[Start]

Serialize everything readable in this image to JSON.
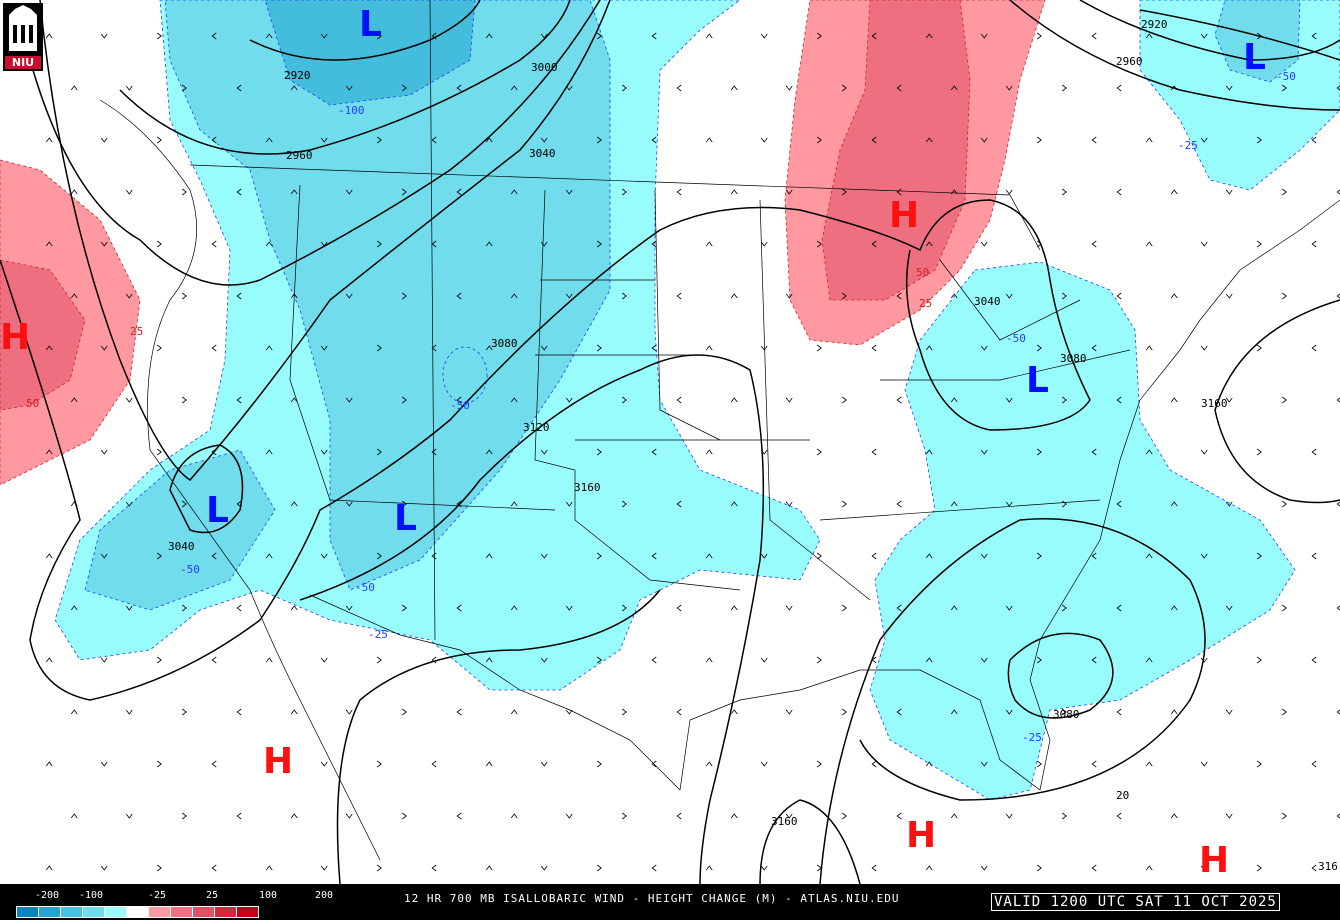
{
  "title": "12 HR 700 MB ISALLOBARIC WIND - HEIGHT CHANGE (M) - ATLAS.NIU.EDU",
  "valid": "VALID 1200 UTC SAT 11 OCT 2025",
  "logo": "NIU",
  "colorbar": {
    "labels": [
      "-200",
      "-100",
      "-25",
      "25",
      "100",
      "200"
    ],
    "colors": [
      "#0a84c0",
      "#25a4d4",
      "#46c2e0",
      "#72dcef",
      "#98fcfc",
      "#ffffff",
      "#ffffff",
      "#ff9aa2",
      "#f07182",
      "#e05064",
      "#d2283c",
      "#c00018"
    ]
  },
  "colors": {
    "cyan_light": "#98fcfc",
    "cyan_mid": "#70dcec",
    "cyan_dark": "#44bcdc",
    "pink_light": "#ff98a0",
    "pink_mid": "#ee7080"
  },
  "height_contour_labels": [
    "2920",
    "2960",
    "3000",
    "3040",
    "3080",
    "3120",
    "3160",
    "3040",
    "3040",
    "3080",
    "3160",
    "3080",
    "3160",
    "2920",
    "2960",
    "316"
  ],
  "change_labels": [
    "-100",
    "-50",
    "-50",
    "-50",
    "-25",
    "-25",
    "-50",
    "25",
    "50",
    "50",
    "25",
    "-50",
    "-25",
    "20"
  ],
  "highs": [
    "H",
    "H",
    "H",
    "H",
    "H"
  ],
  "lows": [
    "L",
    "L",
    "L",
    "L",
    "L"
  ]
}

[End]
[Start]

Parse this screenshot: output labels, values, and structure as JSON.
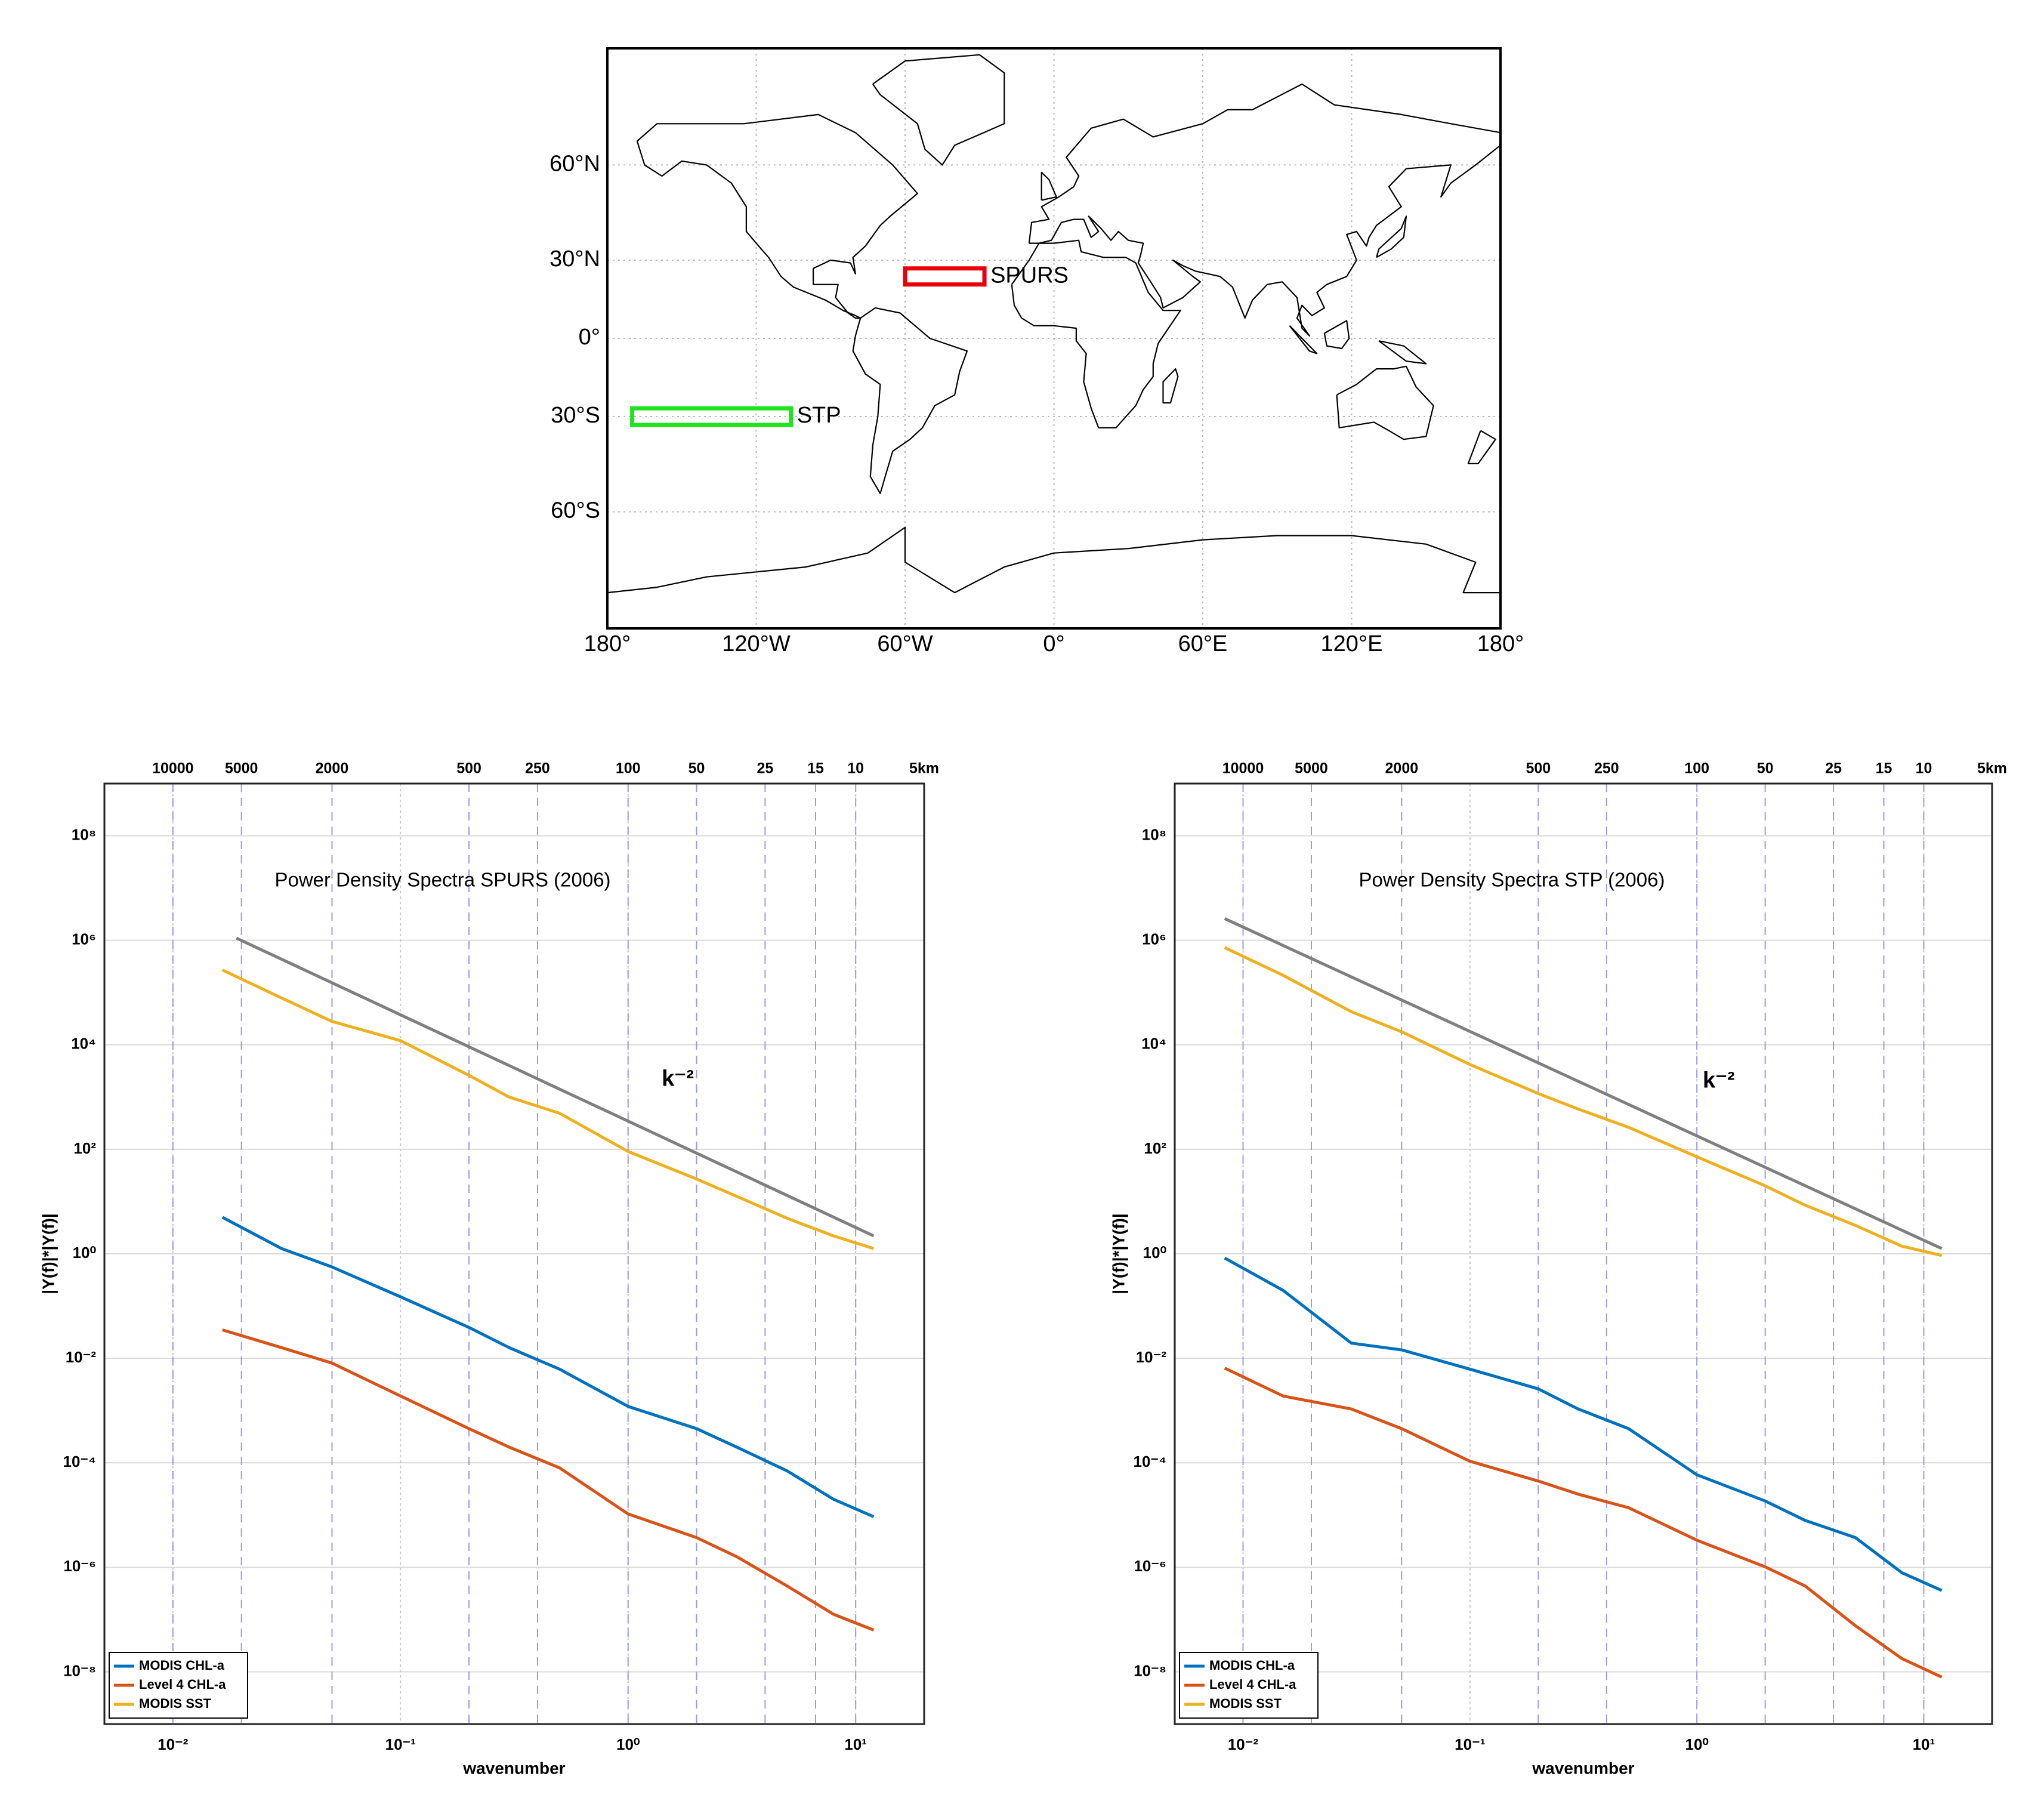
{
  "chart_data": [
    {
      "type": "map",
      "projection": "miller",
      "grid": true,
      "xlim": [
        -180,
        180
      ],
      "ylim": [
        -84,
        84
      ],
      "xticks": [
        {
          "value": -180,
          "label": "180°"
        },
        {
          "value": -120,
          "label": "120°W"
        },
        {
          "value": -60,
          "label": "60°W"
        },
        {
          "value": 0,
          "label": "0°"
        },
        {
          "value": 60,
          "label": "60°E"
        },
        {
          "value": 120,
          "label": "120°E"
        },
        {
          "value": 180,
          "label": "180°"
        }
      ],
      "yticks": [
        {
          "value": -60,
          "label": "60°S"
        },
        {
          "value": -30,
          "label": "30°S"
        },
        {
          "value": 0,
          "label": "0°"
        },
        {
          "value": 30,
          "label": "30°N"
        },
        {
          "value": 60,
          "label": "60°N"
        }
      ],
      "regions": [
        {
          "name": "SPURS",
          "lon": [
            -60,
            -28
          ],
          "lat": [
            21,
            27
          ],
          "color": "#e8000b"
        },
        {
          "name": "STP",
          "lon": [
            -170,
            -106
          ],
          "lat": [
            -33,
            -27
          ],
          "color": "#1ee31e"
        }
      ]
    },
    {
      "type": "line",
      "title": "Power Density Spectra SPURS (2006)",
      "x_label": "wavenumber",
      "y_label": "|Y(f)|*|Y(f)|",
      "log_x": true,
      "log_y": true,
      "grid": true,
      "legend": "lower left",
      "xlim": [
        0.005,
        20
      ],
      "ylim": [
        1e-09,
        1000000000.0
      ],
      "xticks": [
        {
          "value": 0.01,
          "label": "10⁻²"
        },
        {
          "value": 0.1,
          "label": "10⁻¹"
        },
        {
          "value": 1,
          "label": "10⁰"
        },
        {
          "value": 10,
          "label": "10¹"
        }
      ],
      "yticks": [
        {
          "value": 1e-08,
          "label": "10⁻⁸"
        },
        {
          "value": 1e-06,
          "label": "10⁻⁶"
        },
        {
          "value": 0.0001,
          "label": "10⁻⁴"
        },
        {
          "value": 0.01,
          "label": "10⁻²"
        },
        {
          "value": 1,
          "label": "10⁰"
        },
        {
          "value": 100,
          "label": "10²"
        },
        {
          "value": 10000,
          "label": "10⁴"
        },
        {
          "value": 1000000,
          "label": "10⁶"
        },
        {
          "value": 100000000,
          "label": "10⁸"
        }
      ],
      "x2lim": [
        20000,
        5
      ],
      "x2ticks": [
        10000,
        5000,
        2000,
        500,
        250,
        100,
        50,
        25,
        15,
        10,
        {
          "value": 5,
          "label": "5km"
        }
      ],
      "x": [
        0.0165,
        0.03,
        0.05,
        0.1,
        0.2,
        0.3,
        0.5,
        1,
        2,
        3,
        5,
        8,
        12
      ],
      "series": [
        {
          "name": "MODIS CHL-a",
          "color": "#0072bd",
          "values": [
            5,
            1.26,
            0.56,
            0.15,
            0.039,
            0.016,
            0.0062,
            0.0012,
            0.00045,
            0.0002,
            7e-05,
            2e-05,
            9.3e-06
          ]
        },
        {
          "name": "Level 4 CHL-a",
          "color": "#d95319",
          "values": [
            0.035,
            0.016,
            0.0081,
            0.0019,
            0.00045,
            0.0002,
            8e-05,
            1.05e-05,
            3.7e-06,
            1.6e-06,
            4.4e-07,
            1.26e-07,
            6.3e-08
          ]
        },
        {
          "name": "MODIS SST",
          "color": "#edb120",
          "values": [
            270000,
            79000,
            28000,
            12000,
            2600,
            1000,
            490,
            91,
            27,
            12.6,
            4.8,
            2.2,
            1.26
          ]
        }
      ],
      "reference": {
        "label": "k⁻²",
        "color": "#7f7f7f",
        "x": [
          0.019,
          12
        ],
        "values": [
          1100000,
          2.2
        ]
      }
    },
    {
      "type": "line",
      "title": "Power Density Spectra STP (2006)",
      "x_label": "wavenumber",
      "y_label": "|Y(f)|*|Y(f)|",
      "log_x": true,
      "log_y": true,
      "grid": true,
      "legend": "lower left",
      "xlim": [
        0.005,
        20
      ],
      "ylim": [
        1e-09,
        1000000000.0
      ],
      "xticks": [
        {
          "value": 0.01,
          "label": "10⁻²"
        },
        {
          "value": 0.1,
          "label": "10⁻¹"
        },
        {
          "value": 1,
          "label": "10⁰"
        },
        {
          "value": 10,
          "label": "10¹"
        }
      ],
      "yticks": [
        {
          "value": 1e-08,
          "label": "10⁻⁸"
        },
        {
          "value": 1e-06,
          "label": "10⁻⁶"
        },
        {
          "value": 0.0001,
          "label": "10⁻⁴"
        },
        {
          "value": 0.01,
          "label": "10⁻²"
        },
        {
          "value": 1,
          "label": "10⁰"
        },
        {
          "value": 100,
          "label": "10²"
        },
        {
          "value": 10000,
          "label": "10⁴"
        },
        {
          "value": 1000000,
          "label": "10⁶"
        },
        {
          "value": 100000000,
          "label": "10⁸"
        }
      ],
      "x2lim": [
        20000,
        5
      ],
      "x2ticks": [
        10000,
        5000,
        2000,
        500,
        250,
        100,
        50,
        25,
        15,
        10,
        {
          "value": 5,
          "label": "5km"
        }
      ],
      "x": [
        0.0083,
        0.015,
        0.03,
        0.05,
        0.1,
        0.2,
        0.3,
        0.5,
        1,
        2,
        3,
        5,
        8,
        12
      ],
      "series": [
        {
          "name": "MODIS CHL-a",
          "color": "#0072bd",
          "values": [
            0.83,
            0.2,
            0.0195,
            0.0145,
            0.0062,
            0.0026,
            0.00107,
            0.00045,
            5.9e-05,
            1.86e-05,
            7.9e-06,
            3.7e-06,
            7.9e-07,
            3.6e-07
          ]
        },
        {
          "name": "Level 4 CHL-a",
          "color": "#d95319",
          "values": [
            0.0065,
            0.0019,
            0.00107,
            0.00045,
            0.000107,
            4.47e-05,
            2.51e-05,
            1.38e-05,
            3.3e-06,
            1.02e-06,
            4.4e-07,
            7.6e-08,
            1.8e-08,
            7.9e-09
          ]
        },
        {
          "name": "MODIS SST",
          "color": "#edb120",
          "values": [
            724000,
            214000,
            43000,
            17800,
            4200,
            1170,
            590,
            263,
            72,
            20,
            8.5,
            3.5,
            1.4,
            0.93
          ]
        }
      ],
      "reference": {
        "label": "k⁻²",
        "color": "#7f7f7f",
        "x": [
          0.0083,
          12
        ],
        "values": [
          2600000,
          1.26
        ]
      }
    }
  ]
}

[End]

Look through the entries above; copy every line holding the string "title".

  "title": "12 HR 700 MB ISALLOBARIC WIND - HEIGHT CHANGE (M) - ATLAS.NIU.EDU",
      "title": "Power Density Spectra SPURS (2006)",
      "title": "Power Density Spectra STP (2006)",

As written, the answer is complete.